▶ **Task description**:
Return all of the lines below exactly as they are.

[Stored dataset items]
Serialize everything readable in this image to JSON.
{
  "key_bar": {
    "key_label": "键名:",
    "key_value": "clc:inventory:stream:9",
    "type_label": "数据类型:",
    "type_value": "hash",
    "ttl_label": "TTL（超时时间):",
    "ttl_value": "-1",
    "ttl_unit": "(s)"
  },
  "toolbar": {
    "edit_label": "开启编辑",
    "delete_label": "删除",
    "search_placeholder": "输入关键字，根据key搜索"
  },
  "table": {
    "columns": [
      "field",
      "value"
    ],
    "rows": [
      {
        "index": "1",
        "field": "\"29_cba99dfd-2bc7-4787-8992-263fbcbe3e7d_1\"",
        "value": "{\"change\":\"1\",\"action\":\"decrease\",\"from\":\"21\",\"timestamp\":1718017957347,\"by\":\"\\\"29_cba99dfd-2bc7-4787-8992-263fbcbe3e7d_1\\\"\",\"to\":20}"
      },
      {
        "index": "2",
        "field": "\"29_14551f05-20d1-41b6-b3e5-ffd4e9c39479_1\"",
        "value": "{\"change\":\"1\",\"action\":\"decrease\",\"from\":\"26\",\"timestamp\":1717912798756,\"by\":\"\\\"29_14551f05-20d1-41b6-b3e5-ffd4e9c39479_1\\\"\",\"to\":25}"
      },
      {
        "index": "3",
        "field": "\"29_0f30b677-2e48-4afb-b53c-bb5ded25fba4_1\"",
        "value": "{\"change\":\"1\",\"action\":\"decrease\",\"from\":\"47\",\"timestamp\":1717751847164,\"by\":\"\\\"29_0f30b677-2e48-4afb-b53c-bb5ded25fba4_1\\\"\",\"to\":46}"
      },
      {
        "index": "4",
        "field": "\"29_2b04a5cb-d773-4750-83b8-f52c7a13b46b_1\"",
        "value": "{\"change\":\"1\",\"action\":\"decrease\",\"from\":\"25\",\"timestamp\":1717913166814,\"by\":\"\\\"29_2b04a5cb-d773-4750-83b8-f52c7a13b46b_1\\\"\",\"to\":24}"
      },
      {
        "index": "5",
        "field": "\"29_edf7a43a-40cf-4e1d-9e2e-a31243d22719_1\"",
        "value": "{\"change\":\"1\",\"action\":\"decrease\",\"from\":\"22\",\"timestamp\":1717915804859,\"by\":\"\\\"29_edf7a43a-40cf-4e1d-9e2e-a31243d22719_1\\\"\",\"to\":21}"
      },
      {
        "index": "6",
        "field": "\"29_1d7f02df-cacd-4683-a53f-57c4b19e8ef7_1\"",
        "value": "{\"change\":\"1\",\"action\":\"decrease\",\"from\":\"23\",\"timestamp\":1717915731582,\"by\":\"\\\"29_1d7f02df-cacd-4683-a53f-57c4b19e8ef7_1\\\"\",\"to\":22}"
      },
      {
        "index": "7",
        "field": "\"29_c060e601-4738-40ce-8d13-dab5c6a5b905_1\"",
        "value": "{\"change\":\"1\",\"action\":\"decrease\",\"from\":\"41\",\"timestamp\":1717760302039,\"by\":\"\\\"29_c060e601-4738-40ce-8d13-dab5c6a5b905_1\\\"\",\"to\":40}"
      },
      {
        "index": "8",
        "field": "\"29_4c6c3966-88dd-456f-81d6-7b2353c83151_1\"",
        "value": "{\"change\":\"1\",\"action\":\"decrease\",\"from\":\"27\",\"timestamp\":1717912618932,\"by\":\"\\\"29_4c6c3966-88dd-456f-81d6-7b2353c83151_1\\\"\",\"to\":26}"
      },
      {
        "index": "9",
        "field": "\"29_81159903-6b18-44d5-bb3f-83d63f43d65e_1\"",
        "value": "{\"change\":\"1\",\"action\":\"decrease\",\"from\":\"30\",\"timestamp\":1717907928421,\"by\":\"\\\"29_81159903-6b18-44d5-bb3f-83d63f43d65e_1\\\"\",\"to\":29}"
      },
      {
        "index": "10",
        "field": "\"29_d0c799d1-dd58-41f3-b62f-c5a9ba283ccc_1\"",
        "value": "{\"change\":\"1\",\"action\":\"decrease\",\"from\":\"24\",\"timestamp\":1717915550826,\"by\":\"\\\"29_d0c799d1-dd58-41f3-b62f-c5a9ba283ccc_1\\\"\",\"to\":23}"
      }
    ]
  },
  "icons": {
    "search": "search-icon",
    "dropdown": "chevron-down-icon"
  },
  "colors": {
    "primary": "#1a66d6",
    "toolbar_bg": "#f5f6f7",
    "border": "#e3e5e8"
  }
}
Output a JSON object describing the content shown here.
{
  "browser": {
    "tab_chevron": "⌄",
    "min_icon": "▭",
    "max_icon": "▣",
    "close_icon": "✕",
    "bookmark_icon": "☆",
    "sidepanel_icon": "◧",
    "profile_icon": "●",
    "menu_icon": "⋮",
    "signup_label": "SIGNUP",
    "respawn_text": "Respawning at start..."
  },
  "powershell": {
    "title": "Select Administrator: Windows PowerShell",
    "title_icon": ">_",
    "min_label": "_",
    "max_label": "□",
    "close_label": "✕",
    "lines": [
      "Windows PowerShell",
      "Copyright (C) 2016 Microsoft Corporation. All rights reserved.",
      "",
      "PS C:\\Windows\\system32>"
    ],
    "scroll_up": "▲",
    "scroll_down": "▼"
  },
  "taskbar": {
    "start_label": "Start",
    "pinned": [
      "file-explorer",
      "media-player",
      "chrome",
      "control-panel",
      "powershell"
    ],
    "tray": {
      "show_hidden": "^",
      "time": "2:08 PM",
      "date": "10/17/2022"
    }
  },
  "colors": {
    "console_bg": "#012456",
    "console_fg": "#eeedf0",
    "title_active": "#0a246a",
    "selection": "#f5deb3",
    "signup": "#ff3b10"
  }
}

▶ **Result of this exercise**:
Serialize everything readable in this image to JSON.
{
  "key_bar": {
    "key_label": "键名:",
    "key_value": "clc:inventory:stream:9",
    "type_label": "数据类型:",
    "type_value": "hash",
    "ttl_label": "TTL（超时时间):",
    "ttl_value": "-1",
    "ttl_unit": "(s)"
  },
  "toolbar": {
    "edit_label": "开启编辑",
    "delete_label": "删除",
    "search_placeholder": "输入关键字，根据key搜索"
  },
  "table": {
    "columns": [
      "field",
      "value"
    ],
    "rows": [
      {
        "index": "1",
        "field": "\"29_cba99dfd-2bc7-4787-8992-263fbcbe3e7d_1\"",
        "value": "{\"change\":\"1\",\"action\":\"decrease\",\"from\":\"21\",\"timestamp\":1718017957347,\"by\":\"\\\"29_cba99dfd-2bc7-4787-8992-263fbcbe3e7d_1\\\"\",\"to\":20}"
      },
      {
        "index": "2",
        "field": "\"29_14551f05-20d1-41b6-b3e5-ffd4e9c39479_1\"",
        "value": "{\"change\":\"1\",\"action\":\"decrease\",\"from\":\"26\",\"timestamp\":1717912798756,\"by\":\"\\\"29_14551f05-20d1-41b6-b3e5-ffd4e9c39479_1\\\"\",\"to\":25}"
      },
      {
        "index": "3",
        "field": "\"29_0f30b677-2e48-4afb-b53c-bb5ded25fba4_1\"",
        "value": "{\"change\":\"1\",\"action\":\"decrease\",\"from\":\"47\",\"timestamp\":1717751847164,\"by\":\"\\\"29_0f30b677-2e48-4afb-b53c-bb5ded25fba4_1\\\"\",\"to\":46}"
      },
      {
        "index": "4",
        "field": "\"29_2b04a5cb-d773-4750-83b8-f52c7a13b46b_1\"",
        "value": "{\"change\":\"1\",\"action\":\"decrease\",\"from\":\"25\",\"timestamp\":1717913166814,\"by\":\"\\\"29_2b04a5cb-d773-4750-83b8-f52c7a13b46b_1\\\"\",\"to\":24}"
      },
      {
        "index": "5",
        "field": "\"29_edf7a43a-40cf-4e1d-9e2e-a31243d22719_1\"",
        "value": "{\"change\":\"1\",\"action\":\"decrease\",\"from\":\"22\",\"timestamp\":1717915804859,\"by\":\"\\\"29_edf7a43a-40cf-4e1d-9e2e-a31243d22719_1\\\"\",\"to\":21}"
      },
      {
        "index": "6",
        "field": "\"29_1d7f02df-cacd-4683-a53f-57c4b19e8ef7_1\"",
        "value": "{\"change\":\"1\",\"action\":\"decrease\",\"from\":\"23\",\"timestamp\":1717915731582,\"by\":\"\\\"29_1d7f02df-cacd-4683-a53f-57c4b19e8ef7_1\\\"\",\"to\":22}"
      },
      {
        "index": "7",
        "field": "\"29_c060e601-4738-40ce-8d13-dab5c6a5b905_1\"",
        "value": "{\"change\":\"1\",\"action\":\"decrease\",\"from\":\"41\",\"timestamp\":1717760302039,\"by\":\"\\\"29_c060e601-4738-40ce-8d13-dab5c6a5b905_1\\\"\",\"to\":40}"
      },
      {
        "index": "8",
        "field": "\"29_4c6c3966-88dd-456f-81d6-7b2353c83151_1\"",
        "value": "{\"change\":\"1\",\"action\":\"decrease\",\"from\":\"27\",\"timestamp\":1717912618932,\"by\":\"\\\"29_4c6c3966-88dd-456f-81d6-7b2353c83151_1\\\"\",\"to\":26}"
      },
      {
        "index": "9",
        "field": "\"29_81159903-6b18-44d5-bb3f-83d63f43d65e_1\"",
        "value": "{\"change\":\"1\",\"action\":\"decrease\",\"from\":\"30\",\"timestamp\":1717907928421,\"by\":\"\\\"29_81159903-6b18-44d5-bb3f-83d63f43d65e_1\\\"\",\"to\":29}"
      },
      {
        "index": "10",
        "field": "\"29_d0c799d1-dd58-41f3-b62f-c5a9ba283ccc_1\"",
        "value": "{\"change\":\"1\",\"action\":\"decrease\",\"from\":\"24\",\"timestamp\":1717915550826,\"by\":\"\\\"29_d0c799d1-dd58-41f3-b62f-c5a9ba283ccc_1\\\"\",\"to\":23}"
      }
    ]
  },
  "icons": {
    "search": "search-icon",
    "dropdown": "chevron-down-icon"
  },
  "colors": {
    "primary": "#1a66d6",
    "toolbar_bg": "#f5f6f7",
    "border": "#e3e5e8"
  }
}
Output a JSON object describing the content shown here.
{
  "browser": {
    "tab_chevron": "⌄",
    "min_icon": "▭",
    "max_icon": "▣",
    "close_icon": "✕",
    "bookmark_icon": "☆",
    "sidepanel_icon": "◧",
    "profile_icon": "●",
    "menu_icon": "⋮",
    "signup_label": "SIGNUP",
    "respawn_text": "Respawning at start..."
  },
  "powershell": {
    "title": "Select Administrator: Windows PowerShell",
    "title_icon": ">_",
    "min_label": "_",
    "max_label": "□",
    "close_label": "✕",
    "lines": [
      "Windows PowerShell",
      "Copyright (C) 2016 Microsoft Corporation. All rights reserved.",
      "",
      "PS C:\\Windows\\system32>"
    ],
    "scroll_up": "▲",
    "scroll_down": "▼"
  },
  "taskbar": {
    "start_label": "Start",
    "pinned": [
      "file-explorer",
      "media-player",
      "chrome",
      "control-panel",
      "powershell"
    ],
    "tray": {
      "show_hidden": "^",
      "time": "2:08 PM",
      "date": "10/17/2022"
    }
  },
  "colors": {
    "console_bg": "#012456",
    "console_fg": "#eeedf0",
    "title_active": "#0a246a",
    "selection": "#f5deb3",
    "signup": "#ff3b10"
  }
}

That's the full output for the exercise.